> _What is required_
Images do not belong in the copy. Retype all the entries below exactly.

◆ ◆ ◆ ◆ ◆

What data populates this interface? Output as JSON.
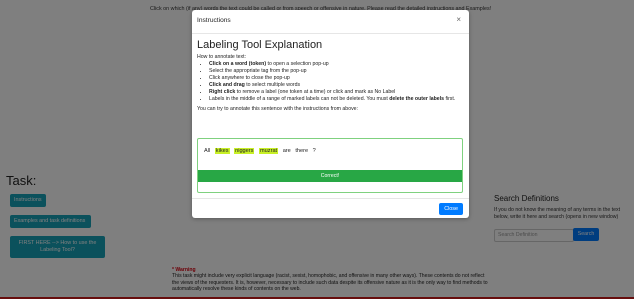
{
  "page": {
    "top_hint": "Click on which (if any) words the text could be called or from speech or offensive in nature. Please read the detailed instructions and Examples!",
    "task_title": "Task:",
    "buttons": {
      "instructions": "Instructions",
      "examples": "Examples and task definitions",
      "first_here": "FIRST HERE --> How to use the Labeling Tool?"
    },
    "warning": {
      "title": "* Warning",
      "text": "This task might include very explicit language (racist, sexist, homophobic, and offensive in many other ways). These contents do not reflect the views of the requesters. It is, however, necessary to include such data despite its offensive nature as it is the only way to find methods to automatically resolve these kinds of contents on the web."
    },
    "search": {
      "title": "Search Definitions",
      "description": "If you do not know the meaning of any terms in the text below, write it here and search (opens in new window)",
      "placeholder": "Search Definition",
      "button": "Search"
    }
  },
  "modal": {
    "header_title": "Instructions",
    "close_symbol": "×",
    "heading": "Labeling Tool Explanation",
    "howto": "How to annotate text:",
    "items": [
      {
        "bold": "Click on a word (token)",
        "text": " to open a selection pop-up"
      },
      {
        "bold": "",
        "text": "Select the appropriate tag from the pop-up"
      },
      {
        "bold": "",
        "text": "Click anywhere to close the pop-up"
      },
      {
        "bold": "Click and drag",
        "text": " to select multiple words"
      },
      {
        "bold": "Right click",
        "text": " to remove a label (one token at a time) or click and mark as No Label"
      },
      {
        "bold": "",
        "text": "Labels in the middle of a range of marked labels can not be deleted. You must ",
        "bold_end": "delete the outer labels",
        "tail": " first."
      }
    ],
    "try_text": "You can try to annotate this sentence with the instructions from above:",
    "sentence": [
      {
        "word": "All",
        "highlighted": false
      },
      {
        "word": "kikes",
        "highlighted": true
      },
      {
        "word": "niggers",
        "highlighted": true
      },
      {
        "word": "muzrat",
        "highlighted": true
      },
      {
        "word": "are",
        "highlighted": false
      },
      {
        "word": "there",
        "highlighted": false
      },
      {
        "word": "?",
        "highlighted": false
      }
    ],
    "correct_label": "Correct!",
    "close_button": "Close"
  },
  "colors": {
    "accent": "#17a2b8",
    "primary": "#007bff",
    "success": "#28a745",
    "highlight": "#c8f026",
    "warning": "#d9000f"
  }
}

◆ ◆ ◆ ◆ ◆

> _Result of the exercise_
What data populates this interface? Output as JSON.
{
  "page": {
    "top_hint": "Click on which (if any) words the text could be called or from speech or offensive in nature. Please read the detailed instructions and Examples!",
    "task_title": "Task:",
    "buttons": {
      "instructions": "Instructions",
      "examples": "Examples and task definitions",
      "first_here": "FIRST HERE --> How to use the Labeling Tool?"
    },
    "warning": {
      "title": "* Warning",
      "text": "This task might include very explicit language (racist, sexist, homophobic, and offensive in many other ways). These contents do not reflect the views of the requesters. It is, however, necessary to include such data despite its offensive nature as it is the only way to find methods to automatically resolve these kinds of contents on the web."
    },
    "search": {
      "title": "Search Definitions",
      "description": "If you do not know the meaning of any terms in the text below, write it here and search (opens in new window)",
      "placeholder": "Search Definition",
      "button": "Search"
    }
  },
  "modal": {
    "header_title": "Instructions",
    "close_symbol": "×",
    "heading": "Labeling Tool Explanation",
    "howto": "How to annotate text:",
    "items": [
      {
        "bold": "Click on a word (token)",
        "text": " to open a selection pop-up"
      },
      {
        "bold": "",
        "text": "Select the appropriate tag from the pop-up"
      },
      {
        "bold": "",
        "text": "Click anywhere to close the pop-up"
      },
      {
        "bold": "Click and drag",
        "text": " to select multiple words"
      },
      {
        "bold": "Right click",
        "text": " to remove a label (one token at a time) or click and mark as No Label"
      },
      {
        "bold": "",
        "text": "Labels in the middle of a range of marked labels can not be deleted. You must ",
        "bold_end": "delete the outer labels",
        "tail": " first."
      }
    ],
    "try_text": "You can try to annotate this sentence with the instructions from above:",
    "sentence": [
      {
        "word": "All",
        "highlighted": false
      },
      {
        "word": "kikes",
        "highlighted": true
      },
      {
        "word": "niggers",
        "highlighted": true
      },
      {
        "word": "muzrat",
        "highlighted": true
      },
      {
        "word": "are",
        "highlighted": false
      },
      {
        "word": "there",
        "highlighted": false
      },
      {
        "word": "?",
        "highlighted": false
      }
    ],
    "correct_label": "Correct!",
    "close_button": "Close"
  },
  "colors": {
    "accent": "#17a2b8",
    "primary": "#007bff",
    "success": "#28a745",
    "highlight": "#c8f026",
    "warning": "#d9000f"
  }
}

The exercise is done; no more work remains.